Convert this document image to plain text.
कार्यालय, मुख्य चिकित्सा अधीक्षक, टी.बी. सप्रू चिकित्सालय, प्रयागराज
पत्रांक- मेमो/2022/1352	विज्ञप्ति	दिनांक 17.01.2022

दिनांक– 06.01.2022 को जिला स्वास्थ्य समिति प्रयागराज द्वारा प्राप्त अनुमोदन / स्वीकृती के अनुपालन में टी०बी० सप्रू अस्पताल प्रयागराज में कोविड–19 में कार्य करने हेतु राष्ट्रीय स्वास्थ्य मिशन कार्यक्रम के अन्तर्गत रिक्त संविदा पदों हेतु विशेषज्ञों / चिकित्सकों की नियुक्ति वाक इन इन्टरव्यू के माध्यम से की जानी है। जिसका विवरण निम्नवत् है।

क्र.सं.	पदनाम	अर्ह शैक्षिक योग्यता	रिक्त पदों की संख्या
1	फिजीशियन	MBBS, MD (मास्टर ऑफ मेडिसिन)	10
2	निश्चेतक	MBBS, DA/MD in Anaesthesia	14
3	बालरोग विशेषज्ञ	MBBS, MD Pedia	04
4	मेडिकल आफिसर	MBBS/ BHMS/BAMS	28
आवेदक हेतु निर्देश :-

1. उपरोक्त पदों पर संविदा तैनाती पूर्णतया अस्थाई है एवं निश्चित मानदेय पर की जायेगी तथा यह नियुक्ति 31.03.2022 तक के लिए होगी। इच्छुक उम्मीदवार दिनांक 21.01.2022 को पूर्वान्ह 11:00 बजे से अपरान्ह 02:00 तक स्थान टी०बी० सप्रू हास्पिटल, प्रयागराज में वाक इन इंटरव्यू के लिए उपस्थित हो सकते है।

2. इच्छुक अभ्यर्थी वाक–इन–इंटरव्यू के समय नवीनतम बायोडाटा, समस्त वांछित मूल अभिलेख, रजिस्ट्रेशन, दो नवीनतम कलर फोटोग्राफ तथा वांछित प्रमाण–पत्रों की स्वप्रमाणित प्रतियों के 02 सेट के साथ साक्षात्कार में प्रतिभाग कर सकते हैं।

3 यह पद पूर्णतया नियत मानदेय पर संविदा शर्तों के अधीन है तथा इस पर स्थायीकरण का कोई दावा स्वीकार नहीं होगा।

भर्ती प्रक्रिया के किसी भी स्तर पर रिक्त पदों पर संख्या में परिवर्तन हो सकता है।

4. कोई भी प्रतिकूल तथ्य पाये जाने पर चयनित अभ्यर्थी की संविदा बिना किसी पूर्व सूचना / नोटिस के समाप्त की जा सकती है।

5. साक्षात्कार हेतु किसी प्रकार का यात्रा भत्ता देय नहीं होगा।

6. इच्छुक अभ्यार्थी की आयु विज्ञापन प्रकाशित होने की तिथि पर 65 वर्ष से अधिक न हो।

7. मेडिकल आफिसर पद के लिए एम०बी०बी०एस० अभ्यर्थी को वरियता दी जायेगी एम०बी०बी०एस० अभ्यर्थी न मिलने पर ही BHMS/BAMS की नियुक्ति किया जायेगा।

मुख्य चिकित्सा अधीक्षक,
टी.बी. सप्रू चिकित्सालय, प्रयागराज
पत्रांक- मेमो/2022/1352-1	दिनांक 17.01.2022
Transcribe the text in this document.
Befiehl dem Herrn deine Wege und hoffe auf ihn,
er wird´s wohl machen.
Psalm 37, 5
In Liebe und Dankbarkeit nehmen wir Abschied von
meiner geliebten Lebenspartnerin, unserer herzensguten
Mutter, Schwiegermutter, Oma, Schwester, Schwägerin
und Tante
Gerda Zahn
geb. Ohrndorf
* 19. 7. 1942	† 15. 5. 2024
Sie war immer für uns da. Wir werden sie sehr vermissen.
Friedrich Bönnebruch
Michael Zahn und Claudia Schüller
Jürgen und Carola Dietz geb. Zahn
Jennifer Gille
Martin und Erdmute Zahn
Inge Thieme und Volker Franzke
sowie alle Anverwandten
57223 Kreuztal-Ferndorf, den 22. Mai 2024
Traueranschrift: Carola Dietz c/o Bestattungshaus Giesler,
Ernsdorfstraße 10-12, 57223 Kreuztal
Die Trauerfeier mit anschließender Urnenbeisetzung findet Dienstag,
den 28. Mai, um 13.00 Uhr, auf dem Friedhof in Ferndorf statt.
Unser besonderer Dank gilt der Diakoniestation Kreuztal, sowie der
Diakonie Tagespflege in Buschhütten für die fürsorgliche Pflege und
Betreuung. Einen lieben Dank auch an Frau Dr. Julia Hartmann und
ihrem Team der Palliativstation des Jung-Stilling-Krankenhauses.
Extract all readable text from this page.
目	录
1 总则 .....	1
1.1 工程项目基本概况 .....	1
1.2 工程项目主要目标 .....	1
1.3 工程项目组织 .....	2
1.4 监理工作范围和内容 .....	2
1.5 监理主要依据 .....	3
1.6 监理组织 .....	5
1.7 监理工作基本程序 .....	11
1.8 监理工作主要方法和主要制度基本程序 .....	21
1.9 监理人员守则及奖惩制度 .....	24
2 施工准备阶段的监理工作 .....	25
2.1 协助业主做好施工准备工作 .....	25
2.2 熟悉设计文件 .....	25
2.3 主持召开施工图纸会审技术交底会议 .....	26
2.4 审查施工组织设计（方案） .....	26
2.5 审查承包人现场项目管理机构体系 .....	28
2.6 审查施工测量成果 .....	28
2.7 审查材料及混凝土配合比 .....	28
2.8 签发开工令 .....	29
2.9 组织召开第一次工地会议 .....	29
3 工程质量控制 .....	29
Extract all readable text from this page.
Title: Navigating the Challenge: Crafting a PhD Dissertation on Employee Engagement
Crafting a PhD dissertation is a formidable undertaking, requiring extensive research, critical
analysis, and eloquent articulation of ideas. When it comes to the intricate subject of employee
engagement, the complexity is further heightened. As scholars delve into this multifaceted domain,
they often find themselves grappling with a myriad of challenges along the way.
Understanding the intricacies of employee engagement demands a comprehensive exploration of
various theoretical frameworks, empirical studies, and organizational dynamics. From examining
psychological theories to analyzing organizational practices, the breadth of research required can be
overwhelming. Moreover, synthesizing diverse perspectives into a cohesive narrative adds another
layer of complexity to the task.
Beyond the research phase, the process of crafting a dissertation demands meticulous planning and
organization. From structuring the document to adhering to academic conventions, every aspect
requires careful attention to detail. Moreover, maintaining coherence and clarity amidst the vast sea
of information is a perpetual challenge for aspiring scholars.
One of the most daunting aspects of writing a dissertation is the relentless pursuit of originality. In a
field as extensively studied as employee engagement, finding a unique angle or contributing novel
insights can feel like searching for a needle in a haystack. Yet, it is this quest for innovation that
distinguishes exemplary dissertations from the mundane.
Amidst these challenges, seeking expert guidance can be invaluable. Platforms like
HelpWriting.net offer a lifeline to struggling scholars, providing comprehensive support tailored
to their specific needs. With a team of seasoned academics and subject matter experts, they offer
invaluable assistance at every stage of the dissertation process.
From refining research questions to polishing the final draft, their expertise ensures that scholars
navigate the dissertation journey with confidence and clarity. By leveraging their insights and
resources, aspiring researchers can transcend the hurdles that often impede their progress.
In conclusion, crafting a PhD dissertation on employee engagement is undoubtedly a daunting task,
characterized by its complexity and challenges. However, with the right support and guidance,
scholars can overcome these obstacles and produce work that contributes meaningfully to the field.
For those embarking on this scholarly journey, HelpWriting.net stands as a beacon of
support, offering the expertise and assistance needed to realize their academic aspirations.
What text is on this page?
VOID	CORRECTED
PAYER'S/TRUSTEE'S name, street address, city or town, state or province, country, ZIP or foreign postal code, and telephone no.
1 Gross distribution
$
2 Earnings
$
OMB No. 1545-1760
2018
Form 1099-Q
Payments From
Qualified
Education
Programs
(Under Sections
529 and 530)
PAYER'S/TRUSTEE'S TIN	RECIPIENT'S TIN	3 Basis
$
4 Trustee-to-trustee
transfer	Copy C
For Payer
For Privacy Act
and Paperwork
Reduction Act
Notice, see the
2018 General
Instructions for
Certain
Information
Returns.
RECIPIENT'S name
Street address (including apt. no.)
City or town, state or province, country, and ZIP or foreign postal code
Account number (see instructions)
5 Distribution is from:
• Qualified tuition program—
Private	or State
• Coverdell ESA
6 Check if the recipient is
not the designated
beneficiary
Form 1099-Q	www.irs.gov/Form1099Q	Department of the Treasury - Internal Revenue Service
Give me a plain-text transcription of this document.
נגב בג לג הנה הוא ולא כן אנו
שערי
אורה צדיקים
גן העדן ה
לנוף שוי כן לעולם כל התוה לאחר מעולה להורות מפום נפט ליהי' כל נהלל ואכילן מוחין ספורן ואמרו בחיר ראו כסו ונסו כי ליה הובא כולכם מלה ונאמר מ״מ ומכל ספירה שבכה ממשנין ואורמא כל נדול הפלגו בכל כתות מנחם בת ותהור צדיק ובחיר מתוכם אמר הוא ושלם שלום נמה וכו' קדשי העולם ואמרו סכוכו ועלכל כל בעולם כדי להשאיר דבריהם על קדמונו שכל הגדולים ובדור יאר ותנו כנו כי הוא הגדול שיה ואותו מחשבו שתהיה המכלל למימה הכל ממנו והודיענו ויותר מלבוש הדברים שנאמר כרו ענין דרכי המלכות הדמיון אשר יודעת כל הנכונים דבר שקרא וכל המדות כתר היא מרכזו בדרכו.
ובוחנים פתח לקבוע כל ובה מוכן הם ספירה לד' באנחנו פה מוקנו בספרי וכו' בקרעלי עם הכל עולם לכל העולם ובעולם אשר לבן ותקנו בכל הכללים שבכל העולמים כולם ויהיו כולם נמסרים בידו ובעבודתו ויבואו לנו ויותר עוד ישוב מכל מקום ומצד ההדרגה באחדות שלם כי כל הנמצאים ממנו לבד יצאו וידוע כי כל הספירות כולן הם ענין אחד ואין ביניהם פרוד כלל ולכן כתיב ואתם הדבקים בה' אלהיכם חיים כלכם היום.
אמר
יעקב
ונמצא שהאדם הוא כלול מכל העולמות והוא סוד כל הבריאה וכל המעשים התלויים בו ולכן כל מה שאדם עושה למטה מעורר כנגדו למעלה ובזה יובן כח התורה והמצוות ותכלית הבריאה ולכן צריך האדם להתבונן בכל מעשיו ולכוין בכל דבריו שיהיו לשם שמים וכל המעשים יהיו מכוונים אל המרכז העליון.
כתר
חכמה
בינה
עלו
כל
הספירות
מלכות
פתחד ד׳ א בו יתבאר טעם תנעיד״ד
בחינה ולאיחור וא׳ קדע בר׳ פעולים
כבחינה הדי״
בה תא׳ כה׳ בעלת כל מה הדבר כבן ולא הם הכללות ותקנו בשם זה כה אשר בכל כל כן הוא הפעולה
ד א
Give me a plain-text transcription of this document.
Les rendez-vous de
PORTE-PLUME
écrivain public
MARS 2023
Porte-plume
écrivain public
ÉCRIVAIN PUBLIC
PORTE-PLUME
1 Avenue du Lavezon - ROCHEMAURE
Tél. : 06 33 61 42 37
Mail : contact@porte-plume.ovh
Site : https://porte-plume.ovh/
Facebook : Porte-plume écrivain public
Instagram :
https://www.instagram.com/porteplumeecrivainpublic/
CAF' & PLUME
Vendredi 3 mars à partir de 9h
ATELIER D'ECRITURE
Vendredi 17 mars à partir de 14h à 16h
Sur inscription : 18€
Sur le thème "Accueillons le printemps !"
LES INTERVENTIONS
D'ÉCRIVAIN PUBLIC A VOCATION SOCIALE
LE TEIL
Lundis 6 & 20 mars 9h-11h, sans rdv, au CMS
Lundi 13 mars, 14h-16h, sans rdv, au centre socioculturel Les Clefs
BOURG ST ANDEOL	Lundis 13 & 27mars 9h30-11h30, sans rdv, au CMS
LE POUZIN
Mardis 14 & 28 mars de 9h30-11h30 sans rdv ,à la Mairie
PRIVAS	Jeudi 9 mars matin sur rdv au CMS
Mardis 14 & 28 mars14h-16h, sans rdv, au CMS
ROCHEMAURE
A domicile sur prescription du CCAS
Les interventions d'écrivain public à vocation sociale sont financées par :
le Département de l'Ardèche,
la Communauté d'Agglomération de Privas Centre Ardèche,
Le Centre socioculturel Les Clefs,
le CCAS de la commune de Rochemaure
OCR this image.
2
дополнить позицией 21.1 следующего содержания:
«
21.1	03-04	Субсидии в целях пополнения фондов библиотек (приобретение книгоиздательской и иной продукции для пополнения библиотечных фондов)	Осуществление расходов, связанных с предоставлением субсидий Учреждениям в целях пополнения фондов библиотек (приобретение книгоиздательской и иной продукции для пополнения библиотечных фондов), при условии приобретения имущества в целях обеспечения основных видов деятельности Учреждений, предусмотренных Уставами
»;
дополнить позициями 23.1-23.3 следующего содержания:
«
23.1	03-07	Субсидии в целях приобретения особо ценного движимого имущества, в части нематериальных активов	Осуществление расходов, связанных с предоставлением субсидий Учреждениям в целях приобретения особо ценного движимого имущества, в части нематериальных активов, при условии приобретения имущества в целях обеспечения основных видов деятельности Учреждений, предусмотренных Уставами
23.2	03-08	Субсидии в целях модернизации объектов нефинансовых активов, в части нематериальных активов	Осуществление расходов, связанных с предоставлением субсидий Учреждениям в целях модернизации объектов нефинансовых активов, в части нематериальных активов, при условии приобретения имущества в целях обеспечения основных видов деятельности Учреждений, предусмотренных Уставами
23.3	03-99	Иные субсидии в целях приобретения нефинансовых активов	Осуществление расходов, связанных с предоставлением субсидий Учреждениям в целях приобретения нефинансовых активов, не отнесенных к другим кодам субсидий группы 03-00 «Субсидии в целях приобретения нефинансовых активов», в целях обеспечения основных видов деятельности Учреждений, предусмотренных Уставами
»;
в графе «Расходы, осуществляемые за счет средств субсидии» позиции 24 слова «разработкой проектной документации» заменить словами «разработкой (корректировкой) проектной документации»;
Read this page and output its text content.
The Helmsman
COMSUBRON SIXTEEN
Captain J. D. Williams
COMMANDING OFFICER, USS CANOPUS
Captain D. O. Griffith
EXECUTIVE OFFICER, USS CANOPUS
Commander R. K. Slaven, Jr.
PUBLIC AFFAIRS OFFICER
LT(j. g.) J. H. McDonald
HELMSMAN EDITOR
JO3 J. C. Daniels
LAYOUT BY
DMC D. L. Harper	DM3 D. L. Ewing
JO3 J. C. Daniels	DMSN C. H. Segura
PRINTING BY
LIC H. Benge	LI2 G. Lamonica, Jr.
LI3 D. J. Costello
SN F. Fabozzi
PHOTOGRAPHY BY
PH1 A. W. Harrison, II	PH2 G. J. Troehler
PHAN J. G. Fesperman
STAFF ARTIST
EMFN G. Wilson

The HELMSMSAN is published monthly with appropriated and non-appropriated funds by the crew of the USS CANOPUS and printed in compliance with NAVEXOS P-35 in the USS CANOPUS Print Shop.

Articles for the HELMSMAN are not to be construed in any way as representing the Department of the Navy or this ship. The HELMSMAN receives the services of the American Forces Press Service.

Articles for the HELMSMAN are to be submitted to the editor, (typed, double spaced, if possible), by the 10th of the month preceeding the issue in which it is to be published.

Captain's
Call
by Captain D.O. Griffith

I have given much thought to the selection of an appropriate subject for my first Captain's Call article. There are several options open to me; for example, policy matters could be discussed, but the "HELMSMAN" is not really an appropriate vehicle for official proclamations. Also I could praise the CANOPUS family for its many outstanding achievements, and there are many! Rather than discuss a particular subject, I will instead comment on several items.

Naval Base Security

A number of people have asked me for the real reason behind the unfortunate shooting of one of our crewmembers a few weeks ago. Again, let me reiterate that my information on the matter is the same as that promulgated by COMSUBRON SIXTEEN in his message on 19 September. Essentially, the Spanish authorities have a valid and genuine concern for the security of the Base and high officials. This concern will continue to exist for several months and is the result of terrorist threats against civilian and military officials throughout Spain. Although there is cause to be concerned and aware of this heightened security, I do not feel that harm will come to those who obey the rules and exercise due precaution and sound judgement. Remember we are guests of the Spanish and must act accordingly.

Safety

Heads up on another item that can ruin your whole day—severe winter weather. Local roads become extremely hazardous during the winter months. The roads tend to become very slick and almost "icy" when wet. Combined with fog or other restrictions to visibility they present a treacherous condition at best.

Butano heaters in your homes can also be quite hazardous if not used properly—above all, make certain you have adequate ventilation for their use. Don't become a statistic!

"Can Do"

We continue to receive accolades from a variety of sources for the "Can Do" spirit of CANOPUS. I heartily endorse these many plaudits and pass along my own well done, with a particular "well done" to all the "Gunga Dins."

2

───

> [Stated goal]: Search the data for "Articles" and list every line in which it occurs.

> [The result]:
Articles for the HELMSMAN are not to be construed in any way as representing the Department of the Navy or this ship. The HELMSMAN receives the services of the American Forces Press Service.
Articles for the HELMSMAN are to be submitted to the editor, (typed, double spaced, if possible), by the 10th of the month preceeding the issue in which it is to be published.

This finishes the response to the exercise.